What needs to be done. Write out every line below that includes the word "title".

[Data extracted from a collection]

--- --- ---

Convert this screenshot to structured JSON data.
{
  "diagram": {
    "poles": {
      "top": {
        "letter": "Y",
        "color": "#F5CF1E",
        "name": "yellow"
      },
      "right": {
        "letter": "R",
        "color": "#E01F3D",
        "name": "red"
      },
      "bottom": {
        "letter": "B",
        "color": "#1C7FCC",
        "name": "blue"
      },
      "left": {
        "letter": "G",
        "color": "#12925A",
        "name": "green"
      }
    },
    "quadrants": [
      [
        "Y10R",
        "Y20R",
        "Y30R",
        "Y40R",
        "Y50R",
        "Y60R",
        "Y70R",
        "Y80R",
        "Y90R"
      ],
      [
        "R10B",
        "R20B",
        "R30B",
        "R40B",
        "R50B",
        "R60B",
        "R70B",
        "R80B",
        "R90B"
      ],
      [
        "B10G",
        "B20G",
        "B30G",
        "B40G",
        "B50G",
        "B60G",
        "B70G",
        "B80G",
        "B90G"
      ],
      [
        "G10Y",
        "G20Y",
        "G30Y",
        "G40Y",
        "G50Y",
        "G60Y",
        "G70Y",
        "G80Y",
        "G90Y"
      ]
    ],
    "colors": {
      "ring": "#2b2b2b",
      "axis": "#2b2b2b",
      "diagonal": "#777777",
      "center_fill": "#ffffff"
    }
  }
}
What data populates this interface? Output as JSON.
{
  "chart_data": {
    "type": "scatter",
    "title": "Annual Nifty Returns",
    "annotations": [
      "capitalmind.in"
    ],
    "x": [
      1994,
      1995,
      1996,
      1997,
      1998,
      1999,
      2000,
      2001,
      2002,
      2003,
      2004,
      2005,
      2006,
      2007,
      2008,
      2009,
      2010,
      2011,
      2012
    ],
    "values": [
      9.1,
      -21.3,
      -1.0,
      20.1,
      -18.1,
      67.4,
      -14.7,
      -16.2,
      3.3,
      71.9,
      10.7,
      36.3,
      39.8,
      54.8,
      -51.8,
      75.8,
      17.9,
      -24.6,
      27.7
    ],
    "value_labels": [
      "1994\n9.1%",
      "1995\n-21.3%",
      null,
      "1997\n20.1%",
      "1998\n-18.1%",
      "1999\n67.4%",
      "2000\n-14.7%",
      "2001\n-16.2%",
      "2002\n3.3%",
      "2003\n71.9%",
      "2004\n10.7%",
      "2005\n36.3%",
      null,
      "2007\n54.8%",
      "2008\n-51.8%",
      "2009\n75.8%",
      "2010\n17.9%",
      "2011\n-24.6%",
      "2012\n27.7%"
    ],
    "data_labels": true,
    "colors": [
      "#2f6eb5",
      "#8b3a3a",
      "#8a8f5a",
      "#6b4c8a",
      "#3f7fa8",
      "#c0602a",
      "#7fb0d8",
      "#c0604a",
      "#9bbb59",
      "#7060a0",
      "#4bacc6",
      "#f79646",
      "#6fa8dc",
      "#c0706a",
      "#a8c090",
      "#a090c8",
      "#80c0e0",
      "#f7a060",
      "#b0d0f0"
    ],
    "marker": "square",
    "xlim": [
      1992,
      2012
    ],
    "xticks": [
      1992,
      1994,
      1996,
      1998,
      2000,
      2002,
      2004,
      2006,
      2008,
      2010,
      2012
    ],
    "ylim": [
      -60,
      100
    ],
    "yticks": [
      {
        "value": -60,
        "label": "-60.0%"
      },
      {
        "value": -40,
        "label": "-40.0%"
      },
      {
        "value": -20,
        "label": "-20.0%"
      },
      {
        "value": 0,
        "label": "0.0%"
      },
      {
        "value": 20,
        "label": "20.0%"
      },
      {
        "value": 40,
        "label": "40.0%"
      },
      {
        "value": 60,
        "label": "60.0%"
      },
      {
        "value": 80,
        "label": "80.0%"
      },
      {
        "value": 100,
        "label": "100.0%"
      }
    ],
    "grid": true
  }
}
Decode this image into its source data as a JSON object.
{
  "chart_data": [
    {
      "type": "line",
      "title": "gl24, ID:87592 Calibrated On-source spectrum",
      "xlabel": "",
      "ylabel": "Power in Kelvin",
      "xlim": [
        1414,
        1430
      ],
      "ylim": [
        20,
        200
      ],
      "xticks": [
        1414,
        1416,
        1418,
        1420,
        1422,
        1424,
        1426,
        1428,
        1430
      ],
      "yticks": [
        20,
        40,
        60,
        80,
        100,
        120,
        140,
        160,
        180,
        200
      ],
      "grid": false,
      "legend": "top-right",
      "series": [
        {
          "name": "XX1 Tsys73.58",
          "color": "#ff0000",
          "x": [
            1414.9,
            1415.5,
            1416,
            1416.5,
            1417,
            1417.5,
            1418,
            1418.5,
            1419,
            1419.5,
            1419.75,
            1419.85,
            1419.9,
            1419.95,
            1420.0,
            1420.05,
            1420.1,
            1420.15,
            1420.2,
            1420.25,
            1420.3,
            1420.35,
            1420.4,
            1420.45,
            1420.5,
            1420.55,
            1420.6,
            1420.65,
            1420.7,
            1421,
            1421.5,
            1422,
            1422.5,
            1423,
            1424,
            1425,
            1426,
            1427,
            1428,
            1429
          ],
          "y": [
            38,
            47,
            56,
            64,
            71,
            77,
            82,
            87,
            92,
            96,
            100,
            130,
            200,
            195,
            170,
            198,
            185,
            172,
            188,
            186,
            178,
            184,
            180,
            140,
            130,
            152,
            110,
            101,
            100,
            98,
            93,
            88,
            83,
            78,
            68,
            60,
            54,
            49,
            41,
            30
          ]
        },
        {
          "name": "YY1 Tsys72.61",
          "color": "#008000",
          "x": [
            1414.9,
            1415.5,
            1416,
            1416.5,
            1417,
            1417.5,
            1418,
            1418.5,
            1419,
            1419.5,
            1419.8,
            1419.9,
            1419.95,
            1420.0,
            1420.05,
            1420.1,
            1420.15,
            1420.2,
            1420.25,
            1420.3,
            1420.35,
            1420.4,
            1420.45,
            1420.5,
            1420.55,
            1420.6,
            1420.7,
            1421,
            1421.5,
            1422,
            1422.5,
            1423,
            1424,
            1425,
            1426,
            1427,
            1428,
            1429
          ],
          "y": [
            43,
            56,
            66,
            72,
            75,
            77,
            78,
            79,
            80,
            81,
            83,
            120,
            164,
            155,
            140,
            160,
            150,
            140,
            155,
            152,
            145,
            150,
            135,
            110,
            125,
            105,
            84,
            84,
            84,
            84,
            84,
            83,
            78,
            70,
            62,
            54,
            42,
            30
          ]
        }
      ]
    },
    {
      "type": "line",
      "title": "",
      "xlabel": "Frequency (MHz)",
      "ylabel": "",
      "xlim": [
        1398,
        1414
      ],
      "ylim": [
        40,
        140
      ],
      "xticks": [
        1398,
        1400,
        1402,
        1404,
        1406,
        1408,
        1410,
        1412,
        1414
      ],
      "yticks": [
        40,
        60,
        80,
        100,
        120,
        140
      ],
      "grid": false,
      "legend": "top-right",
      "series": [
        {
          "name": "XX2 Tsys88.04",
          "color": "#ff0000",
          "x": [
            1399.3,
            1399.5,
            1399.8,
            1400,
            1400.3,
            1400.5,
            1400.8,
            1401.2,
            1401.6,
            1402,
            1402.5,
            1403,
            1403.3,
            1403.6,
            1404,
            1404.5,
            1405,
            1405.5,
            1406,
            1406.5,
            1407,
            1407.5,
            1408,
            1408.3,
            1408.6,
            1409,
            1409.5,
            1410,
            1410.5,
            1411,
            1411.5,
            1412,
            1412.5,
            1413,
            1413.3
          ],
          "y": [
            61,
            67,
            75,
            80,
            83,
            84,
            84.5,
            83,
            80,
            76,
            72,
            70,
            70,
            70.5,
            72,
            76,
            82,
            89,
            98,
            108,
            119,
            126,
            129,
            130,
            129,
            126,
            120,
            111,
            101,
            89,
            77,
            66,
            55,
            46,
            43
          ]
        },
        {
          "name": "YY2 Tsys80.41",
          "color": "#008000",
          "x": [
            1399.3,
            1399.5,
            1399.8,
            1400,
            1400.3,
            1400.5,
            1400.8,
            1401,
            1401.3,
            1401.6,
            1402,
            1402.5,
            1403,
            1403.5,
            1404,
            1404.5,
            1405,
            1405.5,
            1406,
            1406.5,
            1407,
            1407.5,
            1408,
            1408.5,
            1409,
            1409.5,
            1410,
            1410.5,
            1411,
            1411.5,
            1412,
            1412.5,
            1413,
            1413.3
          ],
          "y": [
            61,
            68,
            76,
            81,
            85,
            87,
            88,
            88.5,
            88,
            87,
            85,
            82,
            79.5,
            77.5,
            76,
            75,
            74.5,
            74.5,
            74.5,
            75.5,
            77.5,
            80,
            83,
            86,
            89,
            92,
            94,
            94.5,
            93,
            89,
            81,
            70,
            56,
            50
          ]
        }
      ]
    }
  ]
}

--- --- ---

Reply to the task.
    "title": "Annual Nifty Returns",
      "title": "gl24, ID:87592 Calibrated On-source spectrum",
      "title": "",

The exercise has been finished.